JOB ▸ Copy exactly, and only, the lines from the line containing "Read this page and output its text content." through the last line of the records below, both included.

PROVIDED DATA ▸
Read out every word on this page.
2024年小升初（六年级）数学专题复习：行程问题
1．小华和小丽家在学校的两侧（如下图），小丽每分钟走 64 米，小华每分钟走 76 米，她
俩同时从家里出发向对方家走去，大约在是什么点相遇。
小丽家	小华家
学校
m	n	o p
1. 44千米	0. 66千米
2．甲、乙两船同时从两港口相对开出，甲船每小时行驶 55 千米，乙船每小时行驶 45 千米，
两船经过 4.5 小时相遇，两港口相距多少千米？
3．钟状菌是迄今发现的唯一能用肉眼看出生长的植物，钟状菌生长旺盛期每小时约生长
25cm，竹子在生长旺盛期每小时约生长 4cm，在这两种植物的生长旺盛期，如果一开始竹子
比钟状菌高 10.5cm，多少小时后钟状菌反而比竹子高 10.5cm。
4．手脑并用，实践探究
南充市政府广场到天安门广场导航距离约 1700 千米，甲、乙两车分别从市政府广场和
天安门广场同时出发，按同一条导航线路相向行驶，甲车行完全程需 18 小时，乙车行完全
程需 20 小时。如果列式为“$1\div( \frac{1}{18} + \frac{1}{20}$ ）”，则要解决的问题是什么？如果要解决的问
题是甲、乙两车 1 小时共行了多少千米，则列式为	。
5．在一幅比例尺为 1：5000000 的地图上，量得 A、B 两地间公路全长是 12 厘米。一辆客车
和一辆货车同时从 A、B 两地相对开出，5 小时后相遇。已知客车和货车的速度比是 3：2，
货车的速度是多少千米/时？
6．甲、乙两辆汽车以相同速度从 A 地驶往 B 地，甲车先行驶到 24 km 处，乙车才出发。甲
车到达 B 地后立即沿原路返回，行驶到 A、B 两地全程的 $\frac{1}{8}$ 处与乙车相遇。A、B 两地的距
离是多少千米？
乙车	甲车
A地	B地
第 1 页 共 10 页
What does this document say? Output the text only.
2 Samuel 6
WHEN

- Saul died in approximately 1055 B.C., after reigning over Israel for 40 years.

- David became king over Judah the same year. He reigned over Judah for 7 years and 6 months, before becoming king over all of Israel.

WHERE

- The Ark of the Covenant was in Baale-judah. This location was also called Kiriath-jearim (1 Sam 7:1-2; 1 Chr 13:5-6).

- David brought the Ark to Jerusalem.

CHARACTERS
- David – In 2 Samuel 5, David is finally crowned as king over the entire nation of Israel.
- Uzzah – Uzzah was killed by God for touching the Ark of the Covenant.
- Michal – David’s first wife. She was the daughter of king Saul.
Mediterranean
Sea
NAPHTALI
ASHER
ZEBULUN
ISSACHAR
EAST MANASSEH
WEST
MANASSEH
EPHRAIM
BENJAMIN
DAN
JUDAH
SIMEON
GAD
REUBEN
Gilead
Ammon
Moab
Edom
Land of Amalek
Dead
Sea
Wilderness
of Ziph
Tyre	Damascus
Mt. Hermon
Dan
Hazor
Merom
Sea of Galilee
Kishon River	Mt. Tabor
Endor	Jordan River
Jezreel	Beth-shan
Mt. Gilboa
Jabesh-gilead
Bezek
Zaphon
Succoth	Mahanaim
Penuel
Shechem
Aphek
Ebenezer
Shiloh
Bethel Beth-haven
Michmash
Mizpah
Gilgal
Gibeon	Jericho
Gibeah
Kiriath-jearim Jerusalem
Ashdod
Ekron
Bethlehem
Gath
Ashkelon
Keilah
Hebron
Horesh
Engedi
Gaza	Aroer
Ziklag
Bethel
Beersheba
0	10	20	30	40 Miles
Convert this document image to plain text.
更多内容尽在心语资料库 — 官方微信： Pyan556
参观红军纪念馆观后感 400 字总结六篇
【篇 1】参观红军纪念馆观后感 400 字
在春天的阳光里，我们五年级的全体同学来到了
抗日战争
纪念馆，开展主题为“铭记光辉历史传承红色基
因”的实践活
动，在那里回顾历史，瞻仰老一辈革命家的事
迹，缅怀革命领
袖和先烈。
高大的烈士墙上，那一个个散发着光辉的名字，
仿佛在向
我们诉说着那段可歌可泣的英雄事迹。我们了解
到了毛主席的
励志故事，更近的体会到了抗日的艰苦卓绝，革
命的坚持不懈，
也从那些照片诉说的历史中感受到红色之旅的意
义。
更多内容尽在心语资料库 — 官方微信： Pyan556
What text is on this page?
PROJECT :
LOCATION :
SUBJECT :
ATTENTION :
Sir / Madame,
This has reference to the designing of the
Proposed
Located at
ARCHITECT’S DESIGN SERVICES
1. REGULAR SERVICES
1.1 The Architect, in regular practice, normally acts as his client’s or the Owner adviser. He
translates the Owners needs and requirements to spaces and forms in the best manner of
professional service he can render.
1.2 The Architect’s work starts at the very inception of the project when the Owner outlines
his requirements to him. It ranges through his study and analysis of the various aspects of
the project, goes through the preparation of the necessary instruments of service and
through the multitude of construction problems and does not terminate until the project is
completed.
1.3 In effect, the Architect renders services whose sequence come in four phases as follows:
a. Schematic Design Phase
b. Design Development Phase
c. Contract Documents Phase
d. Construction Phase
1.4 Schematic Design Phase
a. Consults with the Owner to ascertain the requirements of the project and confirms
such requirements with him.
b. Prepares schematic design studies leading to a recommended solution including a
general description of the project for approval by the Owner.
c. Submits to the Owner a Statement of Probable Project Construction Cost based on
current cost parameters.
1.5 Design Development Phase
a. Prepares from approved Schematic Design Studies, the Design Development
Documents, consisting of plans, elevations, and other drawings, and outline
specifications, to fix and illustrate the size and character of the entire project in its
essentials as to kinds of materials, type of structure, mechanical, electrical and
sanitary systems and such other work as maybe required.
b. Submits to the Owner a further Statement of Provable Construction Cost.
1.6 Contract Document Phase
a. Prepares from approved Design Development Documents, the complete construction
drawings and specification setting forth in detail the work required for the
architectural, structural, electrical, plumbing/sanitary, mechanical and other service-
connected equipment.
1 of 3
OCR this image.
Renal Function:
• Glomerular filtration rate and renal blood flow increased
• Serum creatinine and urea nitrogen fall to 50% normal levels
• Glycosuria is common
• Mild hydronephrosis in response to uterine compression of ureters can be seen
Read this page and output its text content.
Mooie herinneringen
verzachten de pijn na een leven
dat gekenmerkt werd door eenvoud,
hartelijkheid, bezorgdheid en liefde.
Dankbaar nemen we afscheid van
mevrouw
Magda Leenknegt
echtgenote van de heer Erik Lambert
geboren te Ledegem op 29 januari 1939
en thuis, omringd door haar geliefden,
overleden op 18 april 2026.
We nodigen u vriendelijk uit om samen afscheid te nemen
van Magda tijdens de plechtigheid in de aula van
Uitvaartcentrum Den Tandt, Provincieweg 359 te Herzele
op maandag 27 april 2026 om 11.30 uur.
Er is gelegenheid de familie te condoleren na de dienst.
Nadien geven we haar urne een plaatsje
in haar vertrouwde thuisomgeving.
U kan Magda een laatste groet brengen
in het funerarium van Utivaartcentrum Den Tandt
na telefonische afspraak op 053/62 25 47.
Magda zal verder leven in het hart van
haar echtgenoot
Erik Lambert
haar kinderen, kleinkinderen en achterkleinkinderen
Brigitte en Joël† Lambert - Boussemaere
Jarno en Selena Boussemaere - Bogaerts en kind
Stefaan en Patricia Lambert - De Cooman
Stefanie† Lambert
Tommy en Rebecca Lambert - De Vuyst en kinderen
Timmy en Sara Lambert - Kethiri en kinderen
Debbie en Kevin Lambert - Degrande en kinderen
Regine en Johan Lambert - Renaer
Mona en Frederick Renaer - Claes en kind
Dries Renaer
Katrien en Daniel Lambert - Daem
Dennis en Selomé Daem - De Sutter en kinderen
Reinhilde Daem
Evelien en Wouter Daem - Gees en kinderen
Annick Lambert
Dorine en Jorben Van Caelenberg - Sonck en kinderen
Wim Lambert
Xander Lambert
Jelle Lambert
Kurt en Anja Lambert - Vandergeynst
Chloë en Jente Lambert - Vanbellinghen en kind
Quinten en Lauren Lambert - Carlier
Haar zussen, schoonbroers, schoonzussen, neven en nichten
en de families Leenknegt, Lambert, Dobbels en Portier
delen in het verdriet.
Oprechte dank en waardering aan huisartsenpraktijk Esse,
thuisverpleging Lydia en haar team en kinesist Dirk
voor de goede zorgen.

EXPECTED ANSWER ▸
Read this page and output its text content.
Mooie herinneringen
verzachten de pijn na een leven
dat gekenmerkt werd door eenvoud,
hartelijkheid, bezorgdheid en liefde.
Dankbaar nemen we afscheid van
mevrouw
Magda Leenknegt
echtgenote van de heer Erik Lambert
geboren te Ledegem op 29 januari 1939
en thuis, omringd door haar geliefden,
overleden op 18 april 2026.
We nodigen u vriendelijk uit om samen afscheid te nemen
van Magda tijdens de plechtigheid in de aula van
Uitvaartcentrum Den Tandt, Provincieweg 359 te Herzele
op maandag 27 april 2026 om 11.30 uur.
Er is gelegenheid de familie te condoleren na de dienst.
Nadien geven we haar urne een plaatsje
in haar vertrouwde thuisomgeving.
U kan Magda een laatste groet brengen
in het funerarium van Utivaartcentrum Den Tandt
na telefonische afspraak op 053/62 25 47.
Magda zal verder leven in het hart van
haar echtgenoot
Erik Lambert
haar kinderen, kleinkinderen en achterkleinkinderen
Brigitte en Joël† Lambert - Boussemaere
Jarno en Selena Boussemaere - Bogaerts en kind
Stefaan en Patricia Lambert - De Cooman
Stefanie† Lambert
Tommy en Rebecca Lambert - De Vuyst en kinderen
Timmy en Sara Lambert - Kethiri en kinderen
Debbie en Kevin Lambert - Degrande en kinderen
Regine en Johan Lambert - Renaer
Mona en Frederick Renaer - Claes en kind
Dries Renaer
Katrien en Daniel Lambert - Daem
Dennis en Selomé Daem - De Sutter en kinderen
Reinhilde Daem
Evelien en Wouter Daem - Gees en kinderen
Annick Lambert
Dorine en Jorben Van Caelenberg - Sonck en kinderen
Wim Lambert
Xander Lambert
Jelle Lambert
Kurt en Anja Lambert - Vandergeynst
Chloë en Jente Lambert - Vanbellinghen en kind
Quinten en Lauren Lambert - Carlier
Haar zussen, schoonbroers, schoonzussen, neven en nichten
en de families Leenknegt, Lambert, Dobbels en Portier
delen in het verdriet.
Oprechte dank en waardering aan huisartsenpraktijk Esse,
thuisverpleging Lydia en haar team en kinesist Dirk
voor de goede zorgen.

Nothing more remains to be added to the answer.